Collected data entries
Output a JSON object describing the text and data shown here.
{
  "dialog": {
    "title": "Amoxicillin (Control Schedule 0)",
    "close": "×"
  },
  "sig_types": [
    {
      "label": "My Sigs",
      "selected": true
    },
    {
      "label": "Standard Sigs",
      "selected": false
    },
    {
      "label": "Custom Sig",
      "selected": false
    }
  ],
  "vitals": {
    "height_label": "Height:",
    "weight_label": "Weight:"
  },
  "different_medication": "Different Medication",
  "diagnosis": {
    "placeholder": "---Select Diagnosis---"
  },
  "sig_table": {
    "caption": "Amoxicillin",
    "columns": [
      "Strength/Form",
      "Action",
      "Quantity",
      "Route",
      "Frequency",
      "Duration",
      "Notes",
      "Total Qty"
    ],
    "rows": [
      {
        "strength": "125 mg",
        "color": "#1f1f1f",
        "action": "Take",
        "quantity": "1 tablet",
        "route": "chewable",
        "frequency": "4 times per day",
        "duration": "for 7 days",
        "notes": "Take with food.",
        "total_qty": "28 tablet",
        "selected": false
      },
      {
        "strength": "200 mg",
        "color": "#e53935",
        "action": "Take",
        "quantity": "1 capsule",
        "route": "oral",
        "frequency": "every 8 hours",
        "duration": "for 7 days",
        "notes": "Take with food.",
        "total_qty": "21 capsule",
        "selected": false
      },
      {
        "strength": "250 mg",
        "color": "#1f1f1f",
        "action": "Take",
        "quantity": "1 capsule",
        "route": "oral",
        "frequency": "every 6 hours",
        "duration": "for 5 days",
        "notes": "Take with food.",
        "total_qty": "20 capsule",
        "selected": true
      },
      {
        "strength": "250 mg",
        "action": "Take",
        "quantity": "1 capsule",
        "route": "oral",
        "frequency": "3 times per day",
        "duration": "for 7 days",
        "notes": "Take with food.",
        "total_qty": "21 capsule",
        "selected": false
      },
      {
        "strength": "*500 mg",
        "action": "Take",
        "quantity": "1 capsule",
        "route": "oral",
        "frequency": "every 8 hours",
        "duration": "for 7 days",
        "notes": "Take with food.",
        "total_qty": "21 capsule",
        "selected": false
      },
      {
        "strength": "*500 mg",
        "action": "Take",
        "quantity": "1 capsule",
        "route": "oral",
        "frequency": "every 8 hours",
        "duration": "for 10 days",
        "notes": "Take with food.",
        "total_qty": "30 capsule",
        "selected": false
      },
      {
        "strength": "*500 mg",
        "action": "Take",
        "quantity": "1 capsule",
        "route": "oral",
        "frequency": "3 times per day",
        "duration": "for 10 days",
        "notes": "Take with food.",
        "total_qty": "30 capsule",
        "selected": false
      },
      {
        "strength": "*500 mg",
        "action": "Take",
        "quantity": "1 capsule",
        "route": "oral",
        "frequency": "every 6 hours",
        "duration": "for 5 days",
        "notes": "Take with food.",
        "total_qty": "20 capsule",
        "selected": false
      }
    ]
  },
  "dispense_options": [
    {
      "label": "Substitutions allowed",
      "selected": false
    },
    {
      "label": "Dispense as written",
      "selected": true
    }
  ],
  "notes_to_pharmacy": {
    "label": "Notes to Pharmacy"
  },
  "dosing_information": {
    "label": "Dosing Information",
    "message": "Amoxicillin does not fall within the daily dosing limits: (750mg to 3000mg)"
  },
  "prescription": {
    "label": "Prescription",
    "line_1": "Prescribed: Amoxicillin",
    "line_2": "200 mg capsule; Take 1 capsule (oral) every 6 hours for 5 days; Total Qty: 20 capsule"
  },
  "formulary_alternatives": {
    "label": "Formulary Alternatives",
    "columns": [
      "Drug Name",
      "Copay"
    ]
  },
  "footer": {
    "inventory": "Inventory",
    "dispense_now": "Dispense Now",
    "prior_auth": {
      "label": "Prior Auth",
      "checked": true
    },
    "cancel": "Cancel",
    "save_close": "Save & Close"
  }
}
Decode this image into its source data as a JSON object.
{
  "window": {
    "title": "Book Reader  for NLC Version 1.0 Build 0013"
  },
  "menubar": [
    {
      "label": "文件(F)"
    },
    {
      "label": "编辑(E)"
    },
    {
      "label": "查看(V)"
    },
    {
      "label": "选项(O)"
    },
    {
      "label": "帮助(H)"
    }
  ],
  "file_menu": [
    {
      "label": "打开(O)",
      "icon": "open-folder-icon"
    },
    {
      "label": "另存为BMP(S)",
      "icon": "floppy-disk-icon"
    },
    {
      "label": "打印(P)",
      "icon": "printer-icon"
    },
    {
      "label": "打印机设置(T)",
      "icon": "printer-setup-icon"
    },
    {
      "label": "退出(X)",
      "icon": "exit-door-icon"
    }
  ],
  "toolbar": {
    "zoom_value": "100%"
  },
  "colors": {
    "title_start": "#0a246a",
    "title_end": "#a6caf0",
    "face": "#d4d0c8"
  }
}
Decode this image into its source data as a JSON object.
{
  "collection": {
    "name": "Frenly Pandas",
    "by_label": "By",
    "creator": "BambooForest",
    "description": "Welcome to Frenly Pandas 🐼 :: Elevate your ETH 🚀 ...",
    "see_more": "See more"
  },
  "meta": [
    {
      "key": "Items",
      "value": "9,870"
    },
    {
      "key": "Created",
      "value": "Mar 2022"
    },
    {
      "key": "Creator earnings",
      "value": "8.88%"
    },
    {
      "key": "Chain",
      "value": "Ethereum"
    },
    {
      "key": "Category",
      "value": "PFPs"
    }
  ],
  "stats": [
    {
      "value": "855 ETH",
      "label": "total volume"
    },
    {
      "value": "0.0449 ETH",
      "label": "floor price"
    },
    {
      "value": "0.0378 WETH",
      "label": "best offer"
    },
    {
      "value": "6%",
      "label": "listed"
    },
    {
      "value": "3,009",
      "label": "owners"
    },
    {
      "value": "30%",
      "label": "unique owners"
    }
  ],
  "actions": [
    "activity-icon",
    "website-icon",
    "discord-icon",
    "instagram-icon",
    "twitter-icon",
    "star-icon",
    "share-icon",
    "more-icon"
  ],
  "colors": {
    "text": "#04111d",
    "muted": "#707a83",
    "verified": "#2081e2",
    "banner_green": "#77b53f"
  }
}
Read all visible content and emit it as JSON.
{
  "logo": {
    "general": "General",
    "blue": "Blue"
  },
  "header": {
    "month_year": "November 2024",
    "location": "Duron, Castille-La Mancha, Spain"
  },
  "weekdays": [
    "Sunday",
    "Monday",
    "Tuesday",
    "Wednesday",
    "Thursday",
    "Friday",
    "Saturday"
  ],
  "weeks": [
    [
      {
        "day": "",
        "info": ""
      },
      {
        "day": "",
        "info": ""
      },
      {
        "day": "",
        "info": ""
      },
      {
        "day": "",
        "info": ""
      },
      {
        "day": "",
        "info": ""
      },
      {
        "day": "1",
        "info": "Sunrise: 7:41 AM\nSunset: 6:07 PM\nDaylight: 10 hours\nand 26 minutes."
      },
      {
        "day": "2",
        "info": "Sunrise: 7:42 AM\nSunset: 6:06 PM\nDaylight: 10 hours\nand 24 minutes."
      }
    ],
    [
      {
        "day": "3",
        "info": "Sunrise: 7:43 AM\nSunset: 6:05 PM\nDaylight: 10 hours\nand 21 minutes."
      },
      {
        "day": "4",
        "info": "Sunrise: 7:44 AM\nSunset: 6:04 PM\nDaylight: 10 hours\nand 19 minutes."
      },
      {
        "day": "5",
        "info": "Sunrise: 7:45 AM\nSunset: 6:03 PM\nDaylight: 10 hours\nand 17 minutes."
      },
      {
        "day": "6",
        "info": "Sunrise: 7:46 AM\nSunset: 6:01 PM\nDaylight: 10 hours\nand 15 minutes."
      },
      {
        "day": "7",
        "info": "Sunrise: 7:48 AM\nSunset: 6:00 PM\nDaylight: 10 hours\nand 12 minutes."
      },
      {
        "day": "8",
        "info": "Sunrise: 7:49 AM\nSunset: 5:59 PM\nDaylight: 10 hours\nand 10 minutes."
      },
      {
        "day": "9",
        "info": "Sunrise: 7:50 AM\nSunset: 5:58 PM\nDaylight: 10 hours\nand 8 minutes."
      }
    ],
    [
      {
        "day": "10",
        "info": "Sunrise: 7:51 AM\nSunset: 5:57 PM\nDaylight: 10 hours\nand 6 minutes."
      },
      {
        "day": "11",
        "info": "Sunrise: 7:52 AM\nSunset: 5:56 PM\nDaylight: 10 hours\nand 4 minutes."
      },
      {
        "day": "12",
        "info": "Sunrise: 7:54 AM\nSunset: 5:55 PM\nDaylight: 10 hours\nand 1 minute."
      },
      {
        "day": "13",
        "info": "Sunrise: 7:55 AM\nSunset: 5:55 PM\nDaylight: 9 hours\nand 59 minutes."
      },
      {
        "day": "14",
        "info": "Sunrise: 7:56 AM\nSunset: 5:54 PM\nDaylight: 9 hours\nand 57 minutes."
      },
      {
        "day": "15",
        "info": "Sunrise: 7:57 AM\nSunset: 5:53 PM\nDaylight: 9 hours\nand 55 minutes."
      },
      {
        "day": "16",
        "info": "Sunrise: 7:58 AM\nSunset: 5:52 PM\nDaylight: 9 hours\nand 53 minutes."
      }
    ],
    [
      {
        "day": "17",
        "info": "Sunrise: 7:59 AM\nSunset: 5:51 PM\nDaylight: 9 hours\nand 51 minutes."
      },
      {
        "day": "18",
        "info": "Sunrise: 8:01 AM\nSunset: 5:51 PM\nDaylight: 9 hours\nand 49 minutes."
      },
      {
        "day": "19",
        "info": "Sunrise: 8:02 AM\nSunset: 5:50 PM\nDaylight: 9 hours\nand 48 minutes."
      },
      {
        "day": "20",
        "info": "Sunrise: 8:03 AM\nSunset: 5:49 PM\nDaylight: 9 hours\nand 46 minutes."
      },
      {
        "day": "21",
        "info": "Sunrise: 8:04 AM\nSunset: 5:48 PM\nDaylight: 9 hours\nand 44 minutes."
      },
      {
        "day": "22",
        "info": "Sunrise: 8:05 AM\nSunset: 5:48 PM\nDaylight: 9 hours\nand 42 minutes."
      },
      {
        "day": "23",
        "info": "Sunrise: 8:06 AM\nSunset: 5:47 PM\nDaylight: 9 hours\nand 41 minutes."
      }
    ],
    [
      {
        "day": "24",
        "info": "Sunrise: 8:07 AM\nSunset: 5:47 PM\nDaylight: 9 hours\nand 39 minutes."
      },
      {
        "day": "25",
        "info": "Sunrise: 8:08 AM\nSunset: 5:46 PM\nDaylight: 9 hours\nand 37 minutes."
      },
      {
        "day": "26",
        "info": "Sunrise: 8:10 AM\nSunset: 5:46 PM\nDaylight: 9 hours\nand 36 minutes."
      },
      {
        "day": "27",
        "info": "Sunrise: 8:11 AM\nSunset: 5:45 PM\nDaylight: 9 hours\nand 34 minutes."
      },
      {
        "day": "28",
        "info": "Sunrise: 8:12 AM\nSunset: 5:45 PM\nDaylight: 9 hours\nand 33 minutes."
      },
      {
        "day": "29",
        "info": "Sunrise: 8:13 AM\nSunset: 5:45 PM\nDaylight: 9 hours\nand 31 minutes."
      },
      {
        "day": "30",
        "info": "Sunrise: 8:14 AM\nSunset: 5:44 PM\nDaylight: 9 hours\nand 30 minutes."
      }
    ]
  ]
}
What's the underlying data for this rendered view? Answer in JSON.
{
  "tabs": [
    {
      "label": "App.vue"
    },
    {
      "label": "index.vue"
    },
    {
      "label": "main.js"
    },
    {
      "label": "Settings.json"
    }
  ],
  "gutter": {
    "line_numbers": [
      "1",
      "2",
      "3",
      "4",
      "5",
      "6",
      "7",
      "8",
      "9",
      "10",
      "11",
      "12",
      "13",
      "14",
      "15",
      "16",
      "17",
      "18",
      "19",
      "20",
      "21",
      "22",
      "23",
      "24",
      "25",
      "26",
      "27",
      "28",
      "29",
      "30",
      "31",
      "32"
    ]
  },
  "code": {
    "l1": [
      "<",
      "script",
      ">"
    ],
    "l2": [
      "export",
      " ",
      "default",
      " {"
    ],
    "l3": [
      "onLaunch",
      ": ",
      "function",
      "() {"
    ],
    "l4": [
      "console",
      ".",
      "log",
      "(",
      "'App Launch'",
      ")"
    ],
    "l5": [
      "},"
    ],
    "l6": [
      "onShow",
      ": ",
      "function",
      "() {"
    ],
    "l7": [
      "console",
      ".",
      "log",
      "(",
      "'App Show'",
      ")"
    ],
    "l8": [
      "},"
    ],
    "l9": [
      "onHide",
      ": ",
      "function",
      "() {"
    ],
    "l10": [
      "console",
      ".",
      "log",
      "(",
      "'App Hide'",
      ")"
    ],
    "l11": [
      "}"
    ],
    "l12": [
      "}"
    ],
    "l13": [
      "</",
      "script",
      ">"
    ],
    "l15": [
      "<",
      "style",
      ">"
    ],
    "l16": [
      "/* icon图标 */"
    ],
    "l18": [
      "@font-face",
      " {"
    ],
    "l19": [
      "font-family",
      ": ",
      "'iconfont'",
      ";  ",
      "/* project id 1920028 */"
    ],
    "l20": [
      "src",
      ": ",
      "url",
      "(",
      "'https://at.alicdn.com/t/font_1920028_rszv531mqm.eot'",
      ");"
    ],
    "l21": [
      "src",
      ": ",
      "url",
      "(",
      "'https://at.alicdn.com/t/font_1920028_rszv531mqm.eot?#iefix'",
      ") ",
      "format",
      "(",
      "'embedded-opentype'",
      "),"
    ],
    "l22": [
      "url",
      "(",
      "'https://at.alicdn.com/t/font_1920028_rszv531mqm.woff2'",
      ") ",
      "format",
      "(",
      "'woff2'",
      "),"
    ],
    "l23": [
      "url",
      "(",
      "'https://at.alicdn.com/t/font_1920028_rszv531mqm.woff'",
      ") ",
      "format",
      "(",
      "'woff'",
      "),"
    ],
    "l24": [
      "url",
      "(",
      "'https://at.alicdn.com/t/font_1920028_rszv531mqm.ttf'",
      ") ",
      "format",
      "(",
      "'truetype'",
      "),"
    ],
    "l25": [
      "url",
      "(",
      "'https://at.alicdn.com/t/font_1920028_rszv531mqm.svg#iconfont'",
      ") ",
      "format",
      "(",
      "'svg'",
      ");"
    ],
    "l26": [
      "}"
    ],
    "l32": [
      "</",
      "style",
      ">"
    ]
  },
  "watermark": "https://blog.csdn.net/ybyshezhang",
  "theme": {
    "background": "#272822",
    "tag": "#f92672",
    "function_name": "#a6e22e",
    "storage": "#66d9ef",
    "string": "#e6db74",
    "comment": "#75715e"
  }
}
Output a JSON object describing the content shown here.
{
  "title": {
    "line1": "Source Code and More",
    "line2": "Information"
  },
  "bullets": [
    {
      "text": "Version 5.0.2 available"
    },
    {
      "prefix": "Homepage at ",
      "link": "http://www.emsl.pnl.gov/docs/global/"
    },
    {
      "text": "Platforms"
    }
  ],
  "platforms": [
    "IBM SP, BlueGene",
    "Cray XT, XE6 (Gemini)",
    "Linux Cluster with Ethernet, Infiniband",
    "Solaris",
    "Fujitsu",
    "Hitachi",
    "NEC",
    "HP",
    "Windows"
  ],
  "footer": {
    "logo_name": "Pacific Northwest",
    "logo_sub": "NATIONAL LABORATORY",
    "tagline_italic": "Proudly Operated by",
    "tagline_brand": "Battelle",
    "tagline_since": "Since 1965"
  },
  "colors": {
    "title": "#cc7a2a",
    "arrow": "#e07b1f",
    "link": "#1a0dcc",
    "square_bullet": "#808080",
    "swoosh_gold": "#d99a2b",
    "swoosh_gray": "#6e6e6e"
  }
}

- **Exercise directions**:
Return the lines of the records that include the string "describing".

- **Written solution**:
Output a JSON object describing the text and data shown here.
Output a JSON object describing the content shown here.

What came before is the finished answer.